■ Problem statement:
Answer with nothing but a number: how many lines include the word "header"?

■ Data excerpts:
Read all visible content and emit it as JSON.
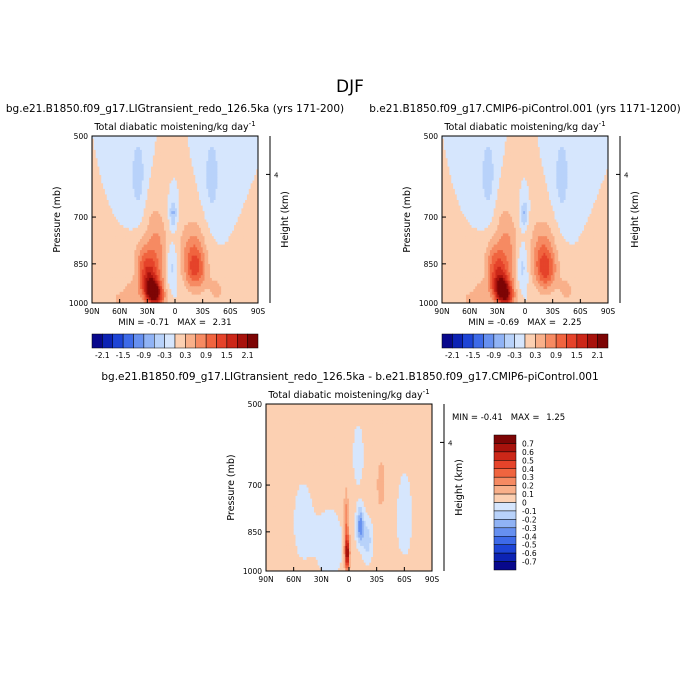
{
  "page_title": "DJF",
  "colors": {
    "neg": [
      "#08088c",
      "#0c23b4",
      "#1d44d6",
      "#3d6ae8",
      "#6690f0",
      "#90b3f5",
      "#b8d2fa",
      "#d6e6fd"
    ],
    "pos": [
      "#fde8d6",
      "#fcd0b2",
      "#f9b08a",
      "#f68a62",
      "#f0643f",
      "#e5432a",
      "#cc2718",
      "#a8120c",
      "#7d0505"
    ]
  },
  "chart_data": [
    {
      "type": "heatmap",
      "id": "left",
      "header": "bg.e21.B1850.f09_g17.LIGtransient_redo_126.5ka (yrs 171-200)",
      "title": "Total diabatic moistening/kg day",
      "title_sup": "-1",
      "ylabel": "Pressure  (mb)",
      "ylabel_right": "Height  (km)",
      "xticks": [
        "90N",
        "60N",
        "30N",
        "0",
        "30S",
        "60S",
        "90S"
      ],
      "yticks": [
        "500",
        "700",
        "850",
        "1000"
      ],
      "yticks_right": [
        "4"
      ],
      "xlim": [
        90,
        -90
      ],
      "ylim": [
        1000,
        500
      ],
      "stats": {
        "min_label": "MIN = ",
        "min": "-0.71",
        "max_label": "MAX = ",
        "max": "2.31"
      },
      "colorbar_labels": [
        "-2.1",
        "-1.5",
        "-0.9",
        "-0.3",
        "0.3",
        "0.9",
        "1.5",
        "2.1"
      ],
      "contour_levels": [
        -2.1,
        -1.8,
        -1.5,
        -1.2,
        -0.9,
        -0.6,
        -0.3,
        0,
        0.3,
        0.6,
        0.9,
        1.2,
        1.5,
        1.8,
        2.1
      ],
      "features": [
        {
          "lat": 22,
          "p": 960,
          "value": 2.2,
          "dlat": 10,
          "dp": 55,
          "tilt": 0.8
        },
        {
          "lat": 24,
          "p": 880,
          "value": 1.4,
          "dlat": 12,
          "dp": 90,
          "tilt": 0.8
        },
        {
          "lat": 12,
          "p": 780,
          "value": 0.6,
          "dlat": 12,
          "dp": 120,
          "tilt": 0.6
        },
        {
          "lat": -22,
          "p": 870,
          "value": 1.2,
          "dlat": 12,
          "dp": 80,
          "tilt": 0
        },
        {
          "lat": -18,
          "p": 780,
          "value": 0.5,
          "dlat": 14,
          "dp": 90,
          "tilt": 0
        },
        {
          "lat": 48,
          "p": 970,
          "value": 0.5,
          "dlat": 10,
          "dp": 60,
          "tilt": 0
        },
        {
          "lat": 62,
          "p": 985,
          "value": 0.3,
          "dlat": 8,
          "dp": 40,
          "tilt": 0
        },
        {
          "lat": -45,
          "p": 950,
          "value": 0.35,
          "dlat": 10,
          "dp": 70,
          "tilt": 0
        },
        {
          "lat": -65,
          "p": 960,
          "value": 0.2,
          "dlat": 10,
          "dp": 80,
          "tilt": 0
        },
        {
          "lat": 2,
          "p": 690,
          "value": -0.7,
          "dlat": 4,
          "dp": 40,
          "tilt": 0
        },
        {
          "lat": 4,
          "p": 860,
          "value": -0.5,
          "dlat": 6,
          "dp": 80,
          "tilt": 0
        },
        {
          "lat": 40,
          "p": 590,
          "value": -0.45,
          "dlat": 9,
          "dp": 110,
          "tilt": 0
        },
        {
          "lat": -40,
          "p": 590,
          "value": -0.45,
          "dlat": 9,
          "dp": 110,
          "tilt": 0
        }
      ]
    },
    {
      "type": "heatmap",
      "id": "right",
      "header": "b.e21.B1850.f09_g17.CMIP6-piControl.001 (yrs 1171-1200)",
      "title": "Total diabatic moistening/kg day",
      "title_sup": "-1",
      "ylabel": "Pressure  (mb)",
      "ylabel_right": "Height  (km)",
      "xticks": [
        "90N",
        "60N",
        "30N",
        "0",
        "30S",
        "60S",
        "90S"
      ],
      "yticks": [
        "500",
        "700",
        "850",
        "1000"
      ],
      "yticks_right": [
        "4"
      ],
      "xlim": [
        90,
        -90
      ],
      "ylim": [
        1000,
        500
      ],
      "stats": {
        "min_label": "MIN = ",
        "min": "-0.69",
        "max_label": "MAX = ",
        "max": "2.25"
      },
      "colorbar_labels": [
        "-2.1",
        "-1.5",
        "-0.9",
        "-0.3",
        "0.3",
        "0.9",
        "1.5",
        "2.1"
      ],
      "contour_levels": [
        -2.1,
        -1.8,
        -1.5,
        -1.2,
        -0.9,
        -0.6,
        -0.3,
        0,
        0.3,
        0.6,
        0.9,
        1.2,
        1.5,
        1.8,
        2.1
      ],
      "features": [
        {
          "lat": 22,
          "p": 960,
          "value": 2.15,
          "dlat": 10,
          "dp": 55,
          "tilt": 0.8
        },
        {
          "lat": 24,
          "p": 880,
          "value": 1.35,
          "dlat": 12,
          "dp": 90,
          "tilt": 0.8
        },
        {
          "lat": 12,
          "p": 780,
          "value": 0.6,
          "dlat": 12,
          "dp": 120,
          "tilt": 0.6
        },
        {
          "lat": -22,
          "p": 870,
          "value": 1.25,
          "dlat": 12,
          "dp": 80,
          "tilt": 0
        },
        {
          "lat": -18,
          "p": 780,
          "value": 0.5,
          "dlat": 14,
          "dp": 90,
          "tilt": 0
        },
        {
          "lat": 48,
          "p": 970,
          "value": 0.5,
          "dlat": 10,
          "dp": 60,
          "tilt": 0
        },
        {
          "lat": 62,
          "p": 985,
          "value": 0.3,
          "dlat": 8,
          "dp": 40,
          "tilt": 0
        },
        {
          "lat": -45,
          "p": 950,
          "value": 0.35,
          "dlat": 10,
          "dp": 70,
          "tilt": 0
        },
        {
          "lat": -65,
          "p": 960,
          "value": 0.2,
          "dlat": 10,
          "dp": 80,
          "tilt": 0
        },
        {
          "lat": 1,
          "p": 690,
          "value": -0.65,
          "dlat": 4,
          "dp": 40,
          "tilt": 0
        },
        {
          "lat": 3,
          "p": 860,
          "value": -0.5,
          "dlat": 6,
          "dp": 80,
          "tilt": 0
        },
        {
          "lat": 40,
          "p": 590,
          "value": -0.45,
          "dlat": 9,
          "dp": 110,
          "tilt": 0
        },
        {
          "lat": -40,
          "p": 590,
          "value": -0.45,
          "dlat": 9,
          "dp": 110,
          "tilt": 0
        }
      ]
    },
    {
      "type": "heatmap",
      "id": "diff",
      "header": "bg.e21.B1850.f09_g17.LIGtransient_redo_126.5ka - b.e21.B1850.f09_g17.CMIP6-piControl.001",
      "title": "Total diabatic moistening/kg day",
      "title_sup": "-1",
      "ylabel": "Pressure  (mb)",
      "ylabel_right": "Height  (km)",
      "xticks": [
        "90N",
        "60N",
        "30N",
        "0",
        "30S",
        "60S",
        "90S"
      ],
      "yticks": [
        "500",
        "700",
        "850",
        "1000"
      ],
      "yticks_right": [
        "4"
      ],
      "xlim": [
        90,
        -90
      ],
      "ylim": [
        1000,
        500
      ],
      "stats": {
        "min_label": "MIN = ",
        "min": "-0.41",
        "max_label": "MAX = ",
        "max": "1.25"
      },
      "colorbar_labels": [
        "0.7",
        "0.6",
        "0.5",
        "0.4",
        "0.3",
        "0.2",
        "0.1",
        "0",
        "-0.1",
        "-0.2",
        "-0.3",
        "-0.4",
        "-0.5",
        "-0.6",
        "-0.7"
      ],
      "contour_levels": [
        -0.7,
        -0.6,
        -0.5,
        -0.4,
        -0.3,
        -0.2,
        -0.1,
        0,
        0.1,
        0.2,
        0.3,
        0.4,
        0.5,
        0.6,
        0.7
      ],
      "background": 0.05,
      "features": [
        {
          "lat": 2,
          "p": 930,
          "value": 0.7,
          "dlat": 2.5,
          "dp": 60,
          "tilt": 0
        },
        {
          "lat": 3,
          "p": 820,
          "value": 0.25,
          "dlat": 2.5,
          "dp": 90,
          "tilt": 0
        },
        {
          "lat": -12,
          "p": 830,
          "value": -0.4,
          "dlat": 4,
          "dp": 60,
          "tilt": 0
        },
        {
          "lat": -20,
          "p": 880,
          "value": -0.2,
          "dlat": 6,
          "dp": 80,
          "tilt": 0
        },
        {
          "lat": 20,
          "p": 900,
          "value": -0.1,
          "dlat": 16,
          "dp": 150,
          "tilt": 0
        },
        {
          "lat": 50,
          "p": 820,
          "value": -0.08,
          "dlat": 14,
          "dp": 180,
          "tilt": 0
        },
        {
          "lat": -60,
          "p": 800,
          "value": -0.08,
          "dlat": 12,
          "dp": 200,
          "tilt": 0
        },
        {
          "lat": -10,
          "p": 620,
          "value": -0.12,
          "dlat": 6,
          "dp": 80,
          "tilt": 0
        },
        {
          "lat": -35,
          "p": 700,
          "value": 0.06,
          "dlat": 10,
          "dp": 150,
          "tilt": 0
        }
      ]
    }
  ]
}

■ Solution below:
3